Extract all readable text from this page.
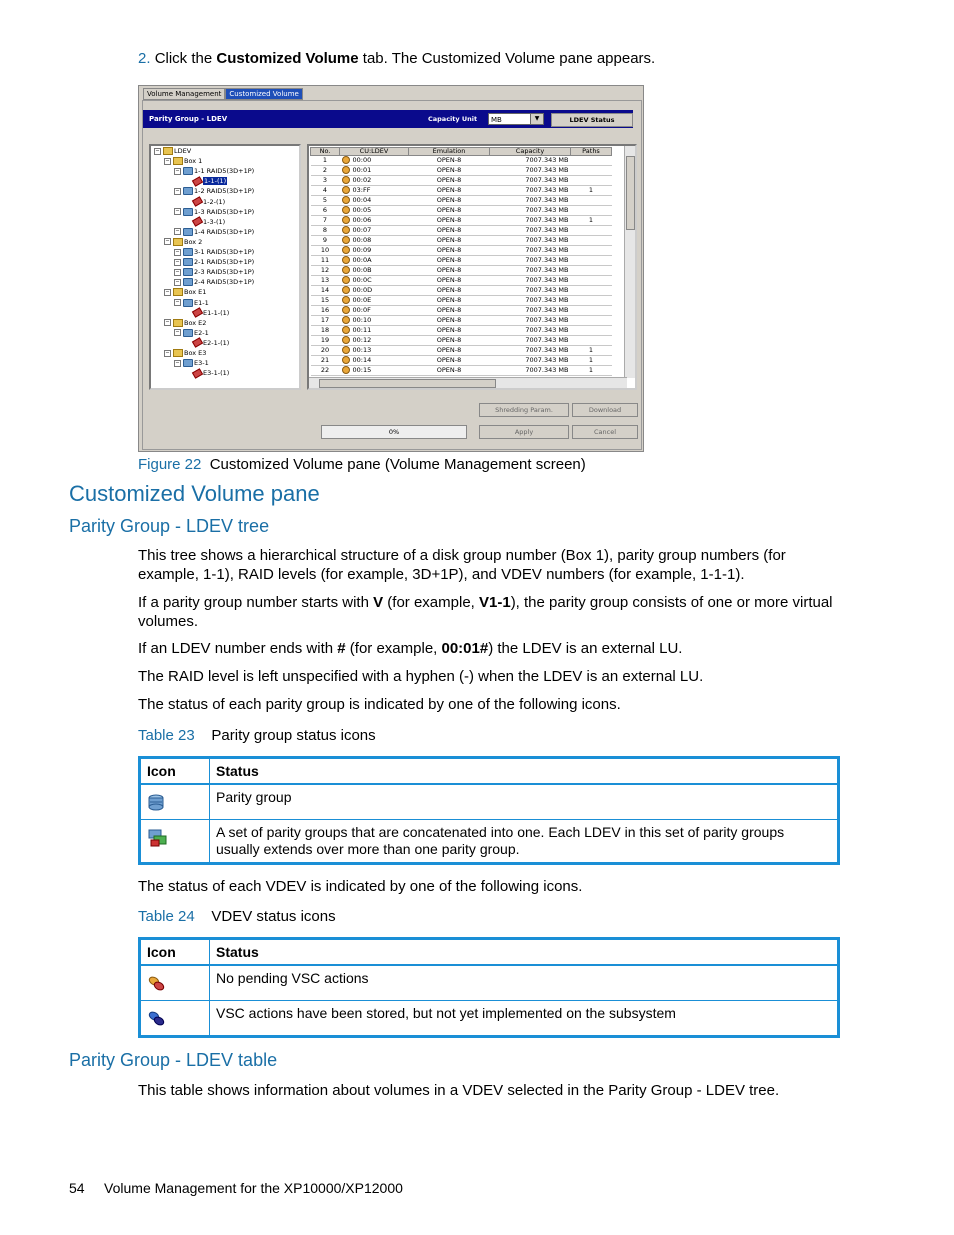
2. Click the Customized Volume tab. The Customized Volume pane appears.
Volume Management	Customized Volume
Parity Group - LDEV	Capacity Unit	MB	▼	LDEV Status
− LDEV
− Box 1
− 1-1 RAID5(3D+1P)
1-1-(1)
− 1-2 RAID5(3D+1P)
1-2-(1)
− 1-3 RAID5(3D+1P)
1-3-(1)
− 1-4 RAID5(3D+1P)
− Box 2
− 3-1 RAID5(3D+1P)
− 2-1 RAID5(3D+1P)
− 2-3 RAID5(3D+1P)
− 2-4 RAID5(3D+1P)
− Box E1
− E1-1
E1-1-(1)
− Box E2
− E2-1
E2-1-(1)
− Box E3
− E3-1
E3-1-(1)
No.	CU:LDEV	Emulation	Capacity	Paths
1	00:00	OPEN-8	7007.343 MB	
2	00:01	OPEN-8	7007.343 MB	
3	00:02	OPEN-8	7007.343 MB	
4	03:FF	OPEN-8	7007.343 MB	1
5	00:04	OPEN-8	7007.343 MB	
6	00:05	OPEN-8	7007.343 MB	
7	00:06	OPEN-8	7007.343 MB	1
8	00:07	OPEN-8	7007.343 MB	
9	00:08	OPEN-8	7007.343 MB	
10	00:09	OPEN-8	7007.343 MB	
11	00:0A	OPEN-8	7007.343 MB	
12	00:0B	OPEN-8	7007.343 MB	
13	00:0C	OPEN-8	7007.343 MB	
14	00:0D	OPEN-8	7007.343 MB	
15	00:0E	OPEN-8	7007.343 MB	
16	00:0F	OPEN-8	7007.343 MB	
17	00:10	OPEN-8	7007.343 MB	
18	00:11	OPEN-8	7007.343 MB	
19	00:12	OPEN-8	7007.343 MB	
20	00:13	OPEN-8	7007.343 MB	1
21	00:14	OPEN-8	7007.343 MB	1
22	00:15	OPEN-8	7007.343 MB	1
Shredding Param.	Download
0%	Apply	Cancel
Figure 22 Customized Volume pane (Volume Management screen)
Customized Volume pane
Parity Group - LDEV tree
This tree shows a hierarchical structure of a disk group number (Box 1), parity group numbers (for example, 1-1), RAID levels (for example, 3D+1P), and VDEV numbers (for example, 1-1-1).
If a parity group number starts with V (for example, V1-1), the parity group consists of one or more virtual volumes.
If an LDEV number ends with # (for example, 00:01#) the LDEV is an external LU.
The RAID level is left unspecified with a hyphen (-) when the LDEV is an external LU.
The status of each parity group is indicated by one of the following icons.
Table 23 Parity group status icons
Icon	Status
	Parity group
	A set of parity groups that are concatenated into one. Each LDEV in this set of parity groups usually extends over more than one parity group.
The status of each VDEV is indicated by one of the following icons.
Table 24 VDEV status icons
Icon	Status
	No pending VSC actions
	VSC actions have been stored, but not yet implemented on the subsystem
Parity Group - LDEV table
This table shows information about volumes in a VDEV selected in the Parity Group - LDEV tree.
54 Volume Management for the XP10000/XP12000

====

REQUIRED WORK:
From the material above, count the lines that include "shows" and give only the total.

RESPONSE TO THIS TASK:
2